MATERIAL:
== == ==
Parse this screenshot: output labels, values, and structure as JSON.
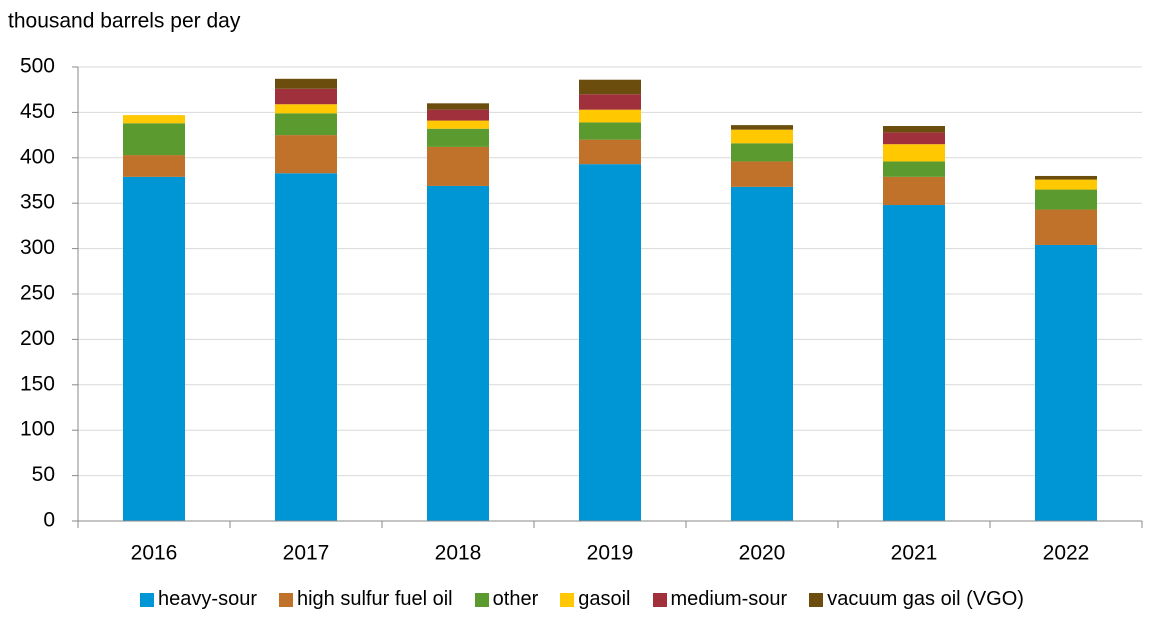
{
  "chart_data": {
    "type": "stacked_bar",
    "y_axis_label": "thousand barrels per day",
    "categories": [
      "2016",
      "2017",
      "2018",
      "2019",
      "2020",
      "2021",
      "2022"
    ],
    "series": [
      {
        "name": "heavy-sour",
        "color": "#0096d6",
        "values": [
          379,
          383,
          369,
          393,
          368,
          348,
          304
        ]
      },
      {
        "name": "high sulfur fuel oil",
        "color": "#c0722a",
        "values": [
          24,
          42,
          43,
          27,
          28,
          31,
          39
        ]
      },
      {
        "name": "other",
        "color": "#5a9a2e",
        "values": [
          35,
          24,
          20,
          19,
          20,
          17,
          22
        ]
      },
      {
        "name": "gasoil",
        "color": "#ffc800",
        "values": [
          9,
          10,
          9,
          14,
          15,
          19,
          11
        ]
      },
      {
        "name": "medium-sour",
        "color": "#a0303c",
        "values": [
          0,
          17,
          12,
          17,
          0,
          13,
          0
        ]
      },
      {
        "name": "vacuum gas oil (VGO)",
        "color": "#6b4d0e",
        "values": [
          0,
          11,
          7,
          16,
          5,
          7,
          4
        ]
      }
    ],
    "ylim": [
      0,
      500
    ],
    "yticks": [
      0,
      50,
      100,
      150,
      200,
      250,
      300,
      350,
      400,
      450,
      500
    ],
    "grid": true,
    "legend": "bottom"
  }
}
== == ==
Copy out each line word for word, please, skipping the images.

EXERCISE OUTPUT:
Parse this screenshot: output labels, values, and structure as JSON.
{
  "chart_data": {
    "type": "stacked_bar",
    "y_axis_label": "thousand barrels per day",
    "categories": [
      "2016",
      "2017",
      "2018",
      "2019",
      "2020",
      "2021",
      "2022"
    ],
    "series": [
      {
        "name": "heavy-sour",
        "color": "#0096d6",
        "values": [
          379,
          383,
          369,
          393,
          368,
          348,
          304
        ]
      },
      {
        "name": "high sulfur fuel oil",
        "color": "#c0722a",
        "values": [
          24,
          42,
          43,
          27,
          28,
          31,
          39
        ]
      },
      {
        "name": "other",
        "color": "#5a9a2e",
        "values": [
          35,
          24,
          20,
          19,
          20,
          17,
          22
        ]
      },
      {
        "name": "gasoil",
        "color": "#ffc800",
        "values": [
          9,
          10,
          9,
          14,
          15,
          19,
          11
        ]
      },
      {
        "name": "medium-sour",
        "color": "#a0303c",
        "values": [
          0,
          17,
          12,
          17,
          0,
          13,
          0
        ]
      },
      {
        "name": "vacuum gas oil (VGO)",
        "color": "#6b4d0e",
        "values": [
          0,
          11,
          7,
          16,
          5,
          7,
          4
        ]
      }
    ],
    "ylim": [
      0,
      500
    ],
    "yticks": [
      0,
      50,
      100,
      150,
      200,
      250,
      300,
      350,
      400,
      450,
      500
    ],
    "grid": true,
    "legend": "bottom"
  }
}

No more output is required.